Required task: Copy the rows unchanged, starting with the line that contains "u-leader-line (621, 251, 694, 343)" and going on through the line that contains "cover-plate-return (13, 166, 101, 186)", with both of those lines included.

Element location data
-------------------------
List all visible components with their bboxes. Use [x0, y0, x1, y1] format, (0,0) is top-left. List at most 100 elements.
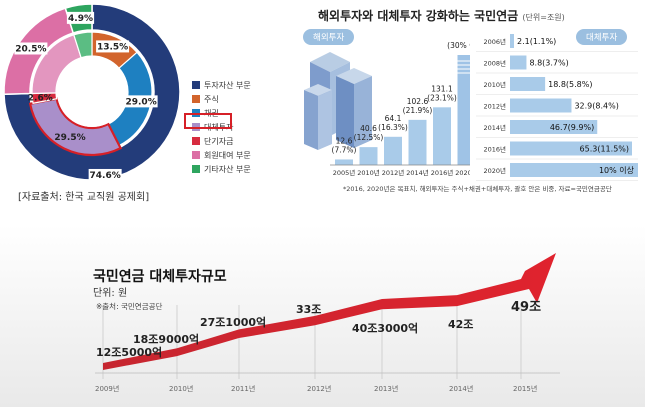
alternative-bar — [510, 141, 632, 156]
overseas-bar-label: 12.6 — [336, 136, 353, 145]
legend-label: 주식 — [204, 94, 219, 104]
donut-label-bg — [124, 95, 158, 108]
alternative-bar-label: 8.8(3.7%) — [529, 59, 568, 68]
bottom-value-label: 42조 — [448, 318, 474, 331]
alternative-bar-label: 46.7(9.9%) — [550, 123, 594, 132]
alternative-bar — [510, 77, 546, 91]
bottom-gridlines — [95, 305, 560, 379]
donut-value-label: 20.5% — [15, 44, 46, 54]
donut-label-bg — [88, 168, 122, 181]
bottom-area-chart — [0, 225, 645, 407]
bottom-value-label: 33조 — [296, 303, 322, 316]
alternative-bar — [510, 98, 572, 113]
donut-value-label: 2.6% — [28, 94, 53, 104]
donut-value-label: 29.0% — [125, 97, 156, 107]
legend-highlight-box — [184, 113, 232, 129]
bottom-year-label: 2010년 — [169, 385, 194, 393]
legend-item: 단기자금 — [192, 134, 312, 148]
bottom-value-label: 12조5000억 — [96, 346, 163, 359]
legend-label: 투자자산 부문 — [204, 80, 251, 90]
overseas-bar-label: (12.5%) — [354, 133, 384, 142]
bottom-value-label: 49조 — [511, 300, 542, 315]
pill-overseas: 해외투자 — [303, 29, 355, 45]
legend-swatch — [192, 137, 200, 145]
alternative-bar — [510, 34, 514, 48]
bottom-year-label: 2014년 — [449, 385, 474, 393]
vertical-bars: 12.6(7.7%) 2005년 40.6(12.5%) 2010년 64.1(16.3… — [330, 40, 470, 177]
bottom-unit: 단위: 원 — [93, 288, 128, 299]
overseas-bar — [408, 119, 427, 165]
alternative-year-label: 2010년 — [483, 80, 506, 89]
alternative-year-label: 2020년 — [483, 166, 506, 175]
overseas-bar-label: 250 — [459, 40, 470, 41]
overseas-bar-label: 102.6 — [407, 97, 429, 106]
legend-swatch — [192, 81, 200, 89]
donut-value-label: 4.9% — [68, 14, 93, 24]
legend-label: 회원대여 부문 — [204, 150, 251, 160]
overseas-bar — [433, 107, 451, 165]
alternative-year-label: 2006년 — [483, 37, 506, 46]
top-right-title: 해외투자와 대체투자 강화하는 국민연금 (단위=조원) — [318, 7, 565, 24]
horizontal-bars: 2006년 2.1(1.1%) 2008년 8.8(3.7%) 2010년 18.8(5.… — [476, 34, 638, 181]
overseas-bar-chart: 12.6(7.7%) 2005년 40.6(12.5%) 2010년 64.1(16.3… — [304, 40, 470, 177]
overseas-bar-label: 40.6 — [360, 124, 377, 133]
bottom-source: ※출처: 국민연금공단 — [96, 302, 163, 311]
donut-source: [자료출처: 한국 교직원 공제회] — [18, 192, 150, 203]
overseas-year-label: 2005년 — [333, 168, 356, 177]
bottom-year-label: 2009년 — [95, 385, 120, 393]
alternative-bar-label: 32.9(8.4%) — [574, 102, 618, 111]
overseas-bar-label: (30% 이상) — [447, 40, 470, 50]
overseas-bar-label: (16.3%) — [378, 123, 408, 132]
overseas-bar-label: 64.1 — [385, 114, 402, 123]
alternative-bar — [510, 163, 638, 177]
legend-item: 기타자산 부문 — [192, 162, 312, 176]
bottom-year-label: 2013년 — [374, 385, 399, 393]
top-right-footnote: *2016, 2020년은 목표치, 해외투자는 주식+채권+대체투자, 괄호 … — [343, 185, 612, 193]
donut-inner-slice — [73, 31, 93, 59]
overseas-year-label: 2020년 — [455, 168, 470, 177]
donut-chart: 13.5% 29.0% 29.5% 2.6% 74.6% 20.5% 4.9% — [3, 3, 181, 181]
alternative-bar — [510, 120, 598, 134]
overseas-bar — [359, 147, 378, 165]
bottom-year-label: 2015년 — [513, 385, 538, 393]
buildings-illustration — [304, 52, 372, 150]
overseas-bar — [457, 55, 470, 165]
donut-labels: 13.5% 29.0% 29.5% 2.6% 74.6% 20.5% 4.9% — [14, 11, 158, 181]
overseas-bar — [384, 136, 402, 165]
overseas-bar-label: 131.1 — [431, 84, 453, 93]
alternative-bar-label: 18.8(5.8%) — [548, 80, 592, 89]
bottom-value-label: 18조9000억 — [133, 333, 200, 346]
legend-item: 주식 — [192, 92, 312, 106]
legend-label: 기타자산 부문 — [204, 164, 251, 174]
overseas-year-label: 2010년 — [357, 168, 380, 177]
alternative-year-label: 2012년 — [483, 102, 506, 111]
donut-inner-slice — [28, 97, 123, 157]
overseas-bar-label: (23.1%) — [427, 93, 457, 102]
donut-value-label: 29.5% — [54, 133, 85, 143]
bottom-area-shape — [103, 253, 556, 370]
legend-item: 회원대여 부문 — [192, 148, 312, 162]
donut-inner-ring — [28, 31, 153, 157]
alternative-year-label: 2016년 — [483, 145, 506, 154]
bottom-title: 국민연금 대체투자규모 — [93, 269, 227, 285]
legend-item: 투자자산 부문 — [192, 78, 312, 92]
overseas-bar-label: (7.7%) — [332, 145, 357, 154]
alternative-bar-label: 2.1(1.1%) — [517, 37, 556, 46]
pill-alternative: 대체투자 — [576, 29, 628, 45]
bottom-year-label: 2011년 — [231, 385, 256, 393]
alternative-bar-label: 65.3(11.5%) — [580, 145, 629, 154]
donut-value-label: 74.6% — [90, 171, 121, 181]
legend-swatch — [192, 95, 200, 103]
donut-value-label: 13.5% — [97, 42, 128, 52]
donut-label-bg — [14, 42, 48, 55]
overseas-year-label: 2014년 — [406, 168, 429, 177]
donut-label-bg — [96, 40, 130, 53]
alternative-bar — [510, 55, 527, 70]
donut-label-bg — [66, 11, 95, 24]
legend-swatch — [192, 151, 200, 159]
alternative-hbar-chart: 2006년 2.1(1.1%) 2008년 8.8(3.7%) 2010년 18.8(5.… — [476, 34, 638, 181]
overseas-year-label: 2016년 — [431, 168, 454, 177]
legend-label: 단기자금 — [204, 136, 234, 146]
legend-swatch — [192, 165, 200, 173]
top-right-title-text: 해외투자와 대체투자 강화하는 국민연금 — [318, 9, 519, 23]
-------------------------
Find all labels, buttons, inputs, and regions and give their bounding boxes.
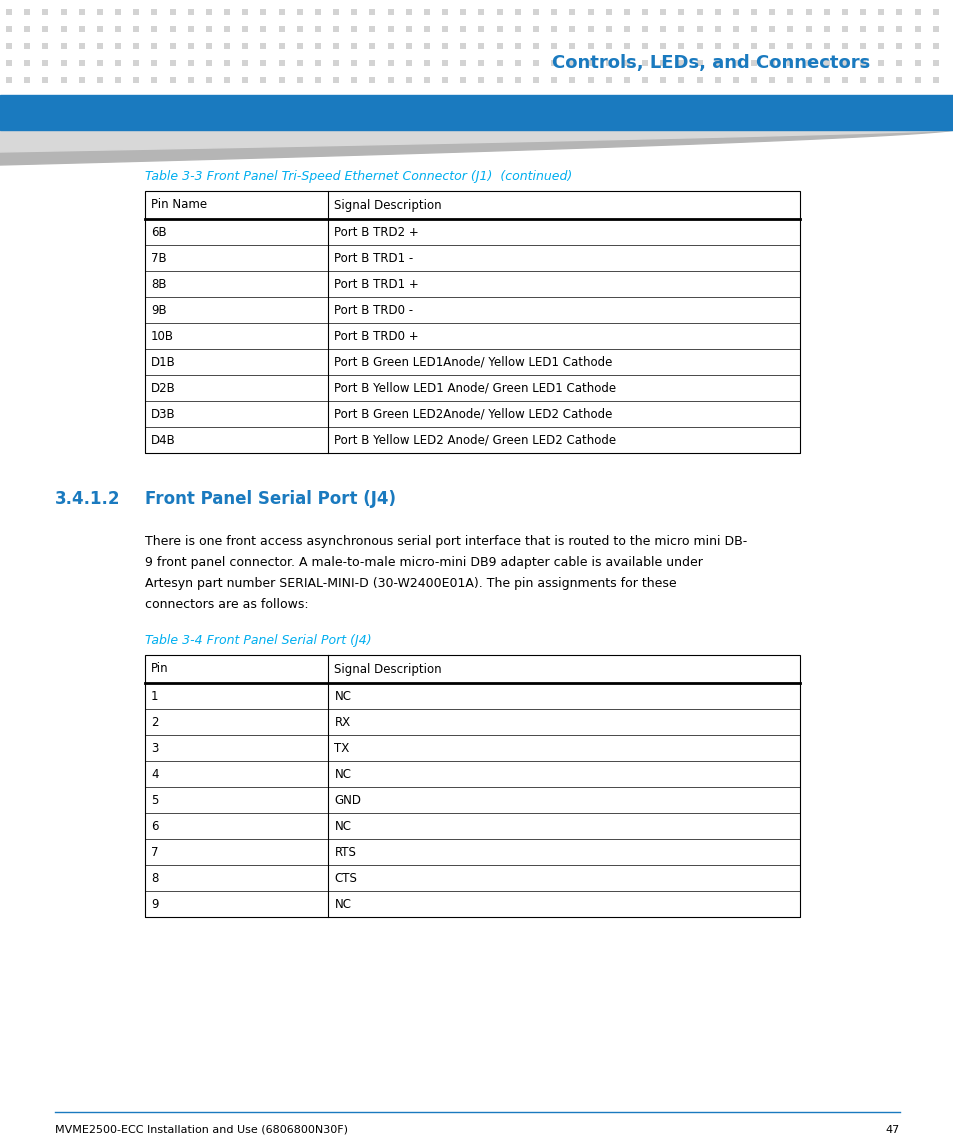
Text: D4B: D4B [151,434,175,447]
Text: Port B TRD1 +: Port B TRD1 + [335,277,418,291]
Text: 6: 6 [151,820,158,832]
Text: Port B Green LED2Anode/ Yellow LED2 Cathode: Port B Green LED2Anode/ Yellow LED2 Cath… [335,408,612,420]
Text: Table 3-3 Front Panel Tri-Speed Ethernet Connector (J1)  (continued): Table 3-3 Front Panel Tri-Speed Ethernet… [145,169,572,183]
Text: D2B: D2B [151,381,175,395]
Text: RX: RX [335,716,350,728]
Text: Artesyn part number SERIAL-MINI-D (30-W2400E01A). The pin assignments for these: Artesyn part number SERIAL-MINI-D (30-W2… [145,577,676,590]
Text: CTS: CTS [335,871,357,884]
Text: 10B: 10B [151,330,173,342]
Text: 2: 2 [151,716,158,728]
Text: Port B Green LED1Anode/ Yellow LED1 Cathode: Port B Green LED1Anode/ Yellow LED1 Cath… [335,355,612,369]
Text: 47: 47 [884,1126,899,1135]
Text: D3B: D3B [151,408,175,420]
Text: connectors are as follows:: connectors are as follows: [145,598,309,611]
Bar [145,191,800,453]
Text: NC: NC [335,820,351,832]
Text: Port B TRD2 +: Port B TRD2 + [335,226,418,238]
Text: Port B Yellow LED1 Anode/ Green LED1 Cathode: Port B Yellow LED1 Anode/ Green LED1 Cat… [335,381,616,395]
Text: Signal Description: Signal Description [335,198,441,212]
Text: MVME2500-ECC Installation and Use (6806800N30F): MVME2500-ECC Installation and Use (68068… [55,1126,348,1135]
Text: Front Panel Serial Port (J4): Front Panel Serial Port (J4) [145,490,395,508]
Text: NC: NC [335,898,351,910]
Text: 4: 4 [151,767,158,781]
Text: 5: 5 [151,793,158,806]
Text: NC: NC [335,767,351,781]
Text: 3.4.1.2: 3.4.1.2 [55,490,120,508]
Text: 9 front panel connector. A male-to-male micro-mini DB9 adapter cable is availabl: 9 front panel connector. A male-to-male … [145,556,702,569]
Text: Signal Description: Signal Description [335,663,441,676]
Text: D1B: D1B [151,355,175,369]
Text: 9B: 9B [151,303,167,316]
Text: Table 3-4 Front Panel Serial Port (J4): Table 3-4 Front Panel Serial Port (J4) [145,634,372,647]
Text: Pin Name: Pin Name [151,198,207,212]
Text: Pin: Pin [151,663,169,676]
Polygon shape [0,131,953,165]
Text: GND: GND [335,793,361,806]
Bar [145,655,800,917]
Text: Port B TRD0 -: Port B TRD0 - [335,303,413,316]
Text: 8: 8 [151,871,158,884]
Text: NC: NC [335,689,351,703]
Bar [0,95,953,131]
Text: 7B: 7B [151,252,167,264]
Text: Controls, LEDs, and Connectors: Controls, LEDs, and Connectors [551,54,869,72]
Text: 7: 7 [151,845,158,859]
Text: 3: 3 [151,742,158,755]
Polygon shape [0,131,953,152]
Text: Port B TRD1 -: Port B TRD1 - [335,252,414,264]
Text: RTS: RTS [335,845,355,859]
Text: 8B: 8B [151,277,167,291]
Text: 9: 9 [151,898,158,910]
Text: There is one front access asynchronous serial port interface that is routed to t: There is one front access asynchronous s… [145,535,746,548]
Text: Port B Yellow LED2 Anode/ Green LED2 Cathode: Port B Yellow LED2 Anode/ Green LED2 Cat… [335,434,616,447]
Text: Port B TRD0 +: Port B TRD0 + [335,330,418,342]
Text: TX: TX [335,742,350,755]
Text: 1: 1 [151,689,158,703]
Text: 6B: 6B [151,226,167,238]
-------------------------
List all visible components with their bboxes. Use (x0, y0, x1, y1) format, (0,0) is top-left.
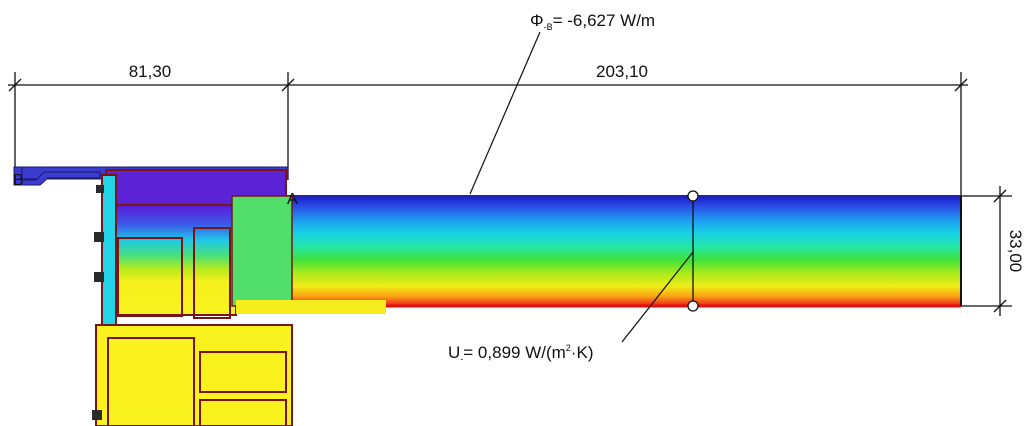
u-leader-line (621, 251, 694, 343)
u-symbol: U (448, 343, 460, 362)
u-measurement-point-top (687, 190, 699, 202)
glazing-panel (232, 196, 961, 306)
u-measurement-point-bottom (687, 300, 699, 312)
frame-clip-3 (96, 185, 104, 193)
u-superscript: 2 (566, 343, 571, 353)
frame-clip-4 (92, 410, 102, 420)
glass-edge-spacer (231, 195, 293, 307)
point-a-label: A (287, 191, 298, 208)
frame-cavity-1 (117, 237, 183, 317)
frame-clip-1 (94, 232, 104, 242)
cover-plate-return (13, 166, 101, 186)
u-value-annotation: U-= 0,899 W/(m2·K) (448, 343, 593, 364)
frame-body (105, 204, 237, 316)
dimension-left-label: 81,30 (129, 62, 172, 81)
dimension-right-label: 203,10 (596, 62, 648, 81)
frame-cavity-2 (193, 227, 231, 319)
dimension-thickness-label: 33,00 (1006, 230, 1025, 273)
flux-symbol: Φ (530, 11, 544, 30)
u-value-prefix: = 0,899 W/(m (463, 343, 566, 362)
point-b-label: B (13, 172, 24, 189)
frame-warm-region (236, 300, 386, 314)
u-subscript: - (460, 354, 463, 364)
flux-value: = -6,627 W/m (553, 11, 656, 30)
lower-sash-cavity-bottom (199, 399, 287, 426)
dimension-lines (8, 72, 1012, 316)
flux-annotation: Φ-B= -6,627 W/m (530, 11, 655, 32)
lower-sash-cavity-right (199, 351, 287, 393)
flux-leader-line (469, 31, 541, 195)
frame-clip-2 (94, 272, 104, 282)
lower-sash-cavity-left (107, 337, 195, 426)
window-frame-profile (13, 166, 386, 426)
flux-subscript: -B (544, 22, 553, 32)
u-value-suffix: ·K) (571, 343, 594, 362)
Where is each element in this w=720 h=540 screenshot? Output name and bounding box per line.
-------------------------
The response:
u-leader-line (621, 251, 694, 343)
u-symbol: U (448, 343, 460, 362)
u-measurement-point-top (687, 190, 699, 202)
glazing-panel (232, 196, 961, 306)
u-measurement-point-bottom (687, 300, 699, 312)
frame-clip-3 (96, 185, 104, 193)
u-superscript: 2 (566, 343, 571, 353)
frame-clip-4 (92, 410, 102, 420)
glass-edge-spacer (231, 195, 293, 307)
point-a-label: A (287, 191, 298, 208)
frame-cavity-1 (117, 237, 183, 317)
frame-clip-1 (94, 232, 104, 242)
cover-plate-return (13, 166, 101, 186)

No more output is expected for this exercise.